* [EXERCISE PROMPT]
All the data below goes into the copy word for word, but the pictures don't.

○ ○ ○ ○

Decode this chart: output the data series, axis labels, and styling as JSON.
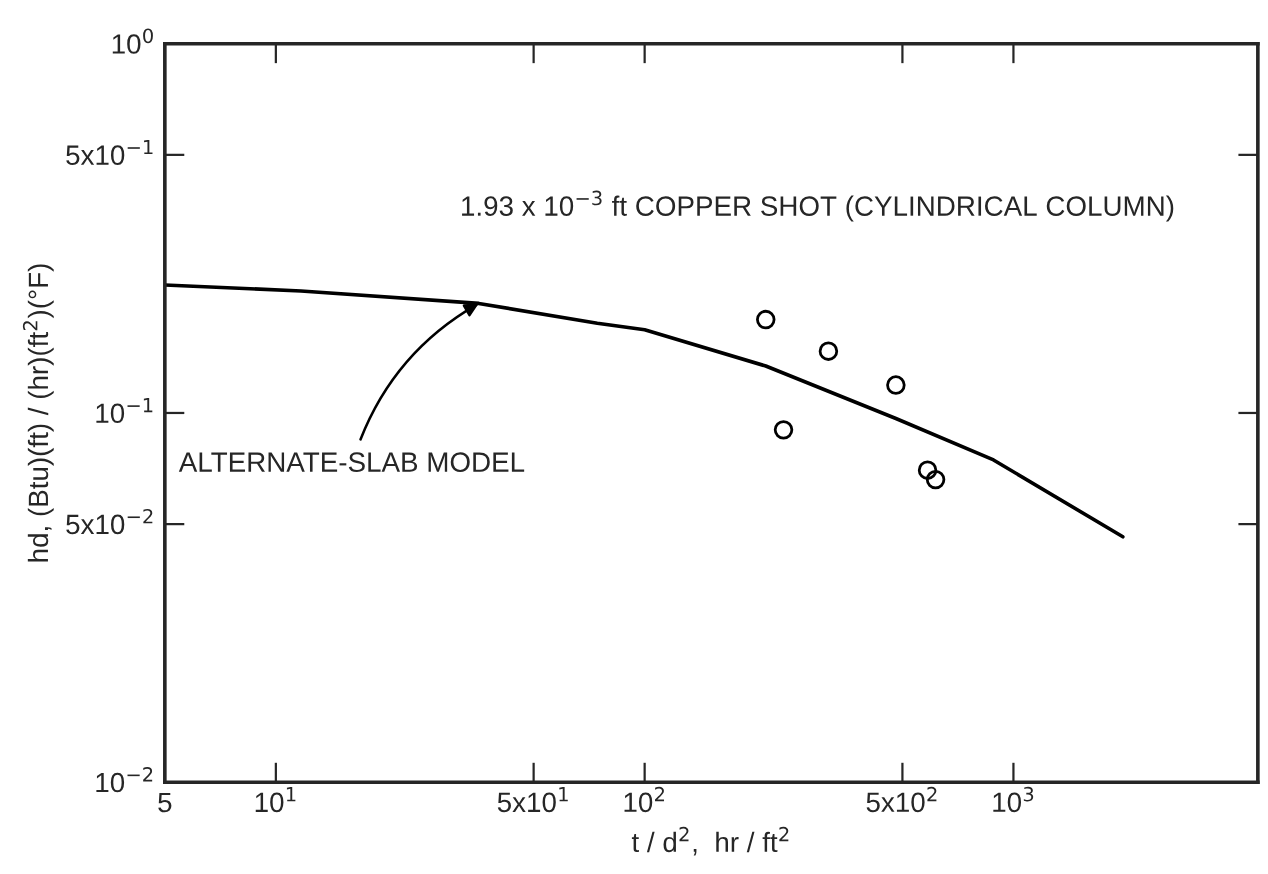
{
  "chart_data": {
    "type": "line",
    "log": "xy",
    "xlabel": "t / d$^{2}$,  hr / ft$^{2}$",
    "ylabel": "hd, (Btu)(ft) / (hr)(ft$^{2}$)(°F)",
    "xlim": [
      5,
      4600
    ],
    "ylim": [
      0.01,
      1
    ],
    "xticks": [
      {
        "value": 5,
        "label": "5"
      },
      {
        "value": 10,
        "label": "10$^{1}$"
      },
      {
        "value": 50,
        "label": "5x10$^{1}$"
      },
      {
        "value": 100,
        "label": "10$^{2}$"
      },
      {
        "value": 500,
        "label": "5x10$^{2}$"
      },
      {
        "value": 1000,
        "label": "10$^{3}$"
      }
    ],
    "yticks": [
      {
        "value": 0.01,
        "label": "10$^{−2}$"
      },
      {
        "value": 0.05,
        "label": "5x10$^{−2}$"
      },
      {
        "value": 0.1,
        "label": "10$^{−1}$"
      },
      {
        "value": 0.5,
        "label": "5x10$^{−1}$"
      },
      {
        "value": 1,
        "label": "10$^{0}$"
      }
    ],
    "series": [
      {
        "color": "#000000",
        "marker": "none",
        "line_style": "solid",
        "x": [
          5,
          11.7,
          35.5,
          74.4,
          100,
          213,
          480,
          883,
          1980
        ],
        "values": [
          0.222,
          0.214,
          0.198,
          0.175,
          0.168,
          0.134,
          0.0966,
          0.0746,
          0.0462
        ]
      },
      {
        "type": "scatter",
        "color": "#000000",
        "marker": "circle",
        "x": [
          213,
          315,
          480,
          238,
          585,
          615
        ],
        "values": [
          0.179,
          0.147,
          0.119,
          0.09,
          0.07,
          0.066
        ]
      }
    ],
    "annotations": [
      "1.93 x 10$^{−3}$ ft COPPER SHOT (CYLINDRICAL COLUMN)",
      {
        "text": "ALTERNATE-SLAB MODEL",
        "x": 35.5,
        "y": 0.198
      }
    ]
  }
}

○ ○ ○ ○

* [WRITTEN REPLY]
Decode this chart: output the data series, axis labels, and styling as JSON.
{
  "chart_data": {
    "type": "line",
    "log": "xy",
    "xlabel": "t / d$^{2}$,  hr / ft$^{2}$",
    "ylabel": "hd, (Btu)(ft) / (hr)(ft$^{2}$)(°F)",
    "xlim": [
      5,
      4600
    ],
    "ylim": [
      0.01,
      1
    ],
    "xticks": [
      {
        "value": 5,
        "label": "5"
      },
      {
        "value": 10,
        "label": "10$^{1}$"
      },
      {
        "value": 50,
        "label": "5x10$^{1}$"
      },
      {
        "value": 100,
        "label": "10$^{2}$"
      },
      {
        "value": 500,
        "label": "5x10$^{2}$"
      },
      {
        "value": 1000,
        "label": "10$^{3}$"
      }
    ],
    "yticks": [
      {
        "value": 0.01,
        "label": "10$^{−2}$"
      },
      {
        "value": 0.05,
        "label": "5x10$^{−2}$"
      },
      {
        "value": 0.1,
        "label": "10$^{−1}$"
      },
      {
        "value": 0.5,
        "label": "5x10$^{−1}$"
      },
      {
        "value": 1,
        "label": "10$^{0}$"
      }
    ],
    "series": [
      {
        "color": "#000000",
        "marker": "none",
        "line_style": "solid",
        "x": [
          5,
          11.7,
          35.5,
          74.4,
          100,
          213,
          480,
          883,
          1980
        ],
        "values": [
          0.222,
          0.214,
          0.198,
          0.175,
          0.168,
          0.134,
          0.0966,
          0.0746,
          0.0462
        ]
      },
      {
        "type": "scatter",
        "color": "#000000",
        "marker": "circle",
        "x": [
          213,
          315,
          480,
          238,
          585,
          615
        ],
        "values": [
          0.179,
          0.147,
          0.119,
          0.09,
          0.07,
          0.066
        ]
      }
    ],
    "annotations": [
      "1.93 x 10$^{−3}$ ft COPPER SHOT (CYLINDRICAL COLUMN)",
      {
        "text": "ALTERNATE-SLAB MODEL",
        "x": 35.5,
        "y": 0.198
      }
    ]
  }
}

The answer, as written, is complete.